▸ **WHAT THE TASK REQUIRES**: Pull out all lines from the listing below in which the word "через" appears.

[Records from a collection]
....
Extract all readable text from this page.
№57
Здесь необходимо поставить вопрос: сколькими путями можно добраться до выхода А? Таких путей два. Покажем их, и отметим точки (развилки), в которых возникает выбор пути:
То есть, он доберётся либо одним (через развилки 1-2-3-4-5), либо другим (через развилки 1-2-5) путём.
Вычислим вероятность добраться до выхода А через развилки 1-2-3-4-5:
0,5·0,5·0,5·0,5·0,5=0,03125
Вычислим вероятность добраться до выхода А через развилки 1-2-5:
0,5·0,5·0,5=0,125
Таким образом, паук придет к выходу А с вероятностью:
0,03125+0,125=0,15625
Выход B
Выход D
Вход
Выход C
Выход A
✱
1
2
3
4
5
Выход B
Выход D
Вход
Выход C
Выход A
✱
....
▸ **TASK OUTPUT**:
То есть, он доберётся либо одним (через развилки 1-2-3-4-5), либо другим (через развилки 1-2-5) путём.
Вычислим вероятность добраться до выхода А через развилки 1-2-3-4-5:
Вычислим вероятность добраться до выхода А через развилки 1-2-5:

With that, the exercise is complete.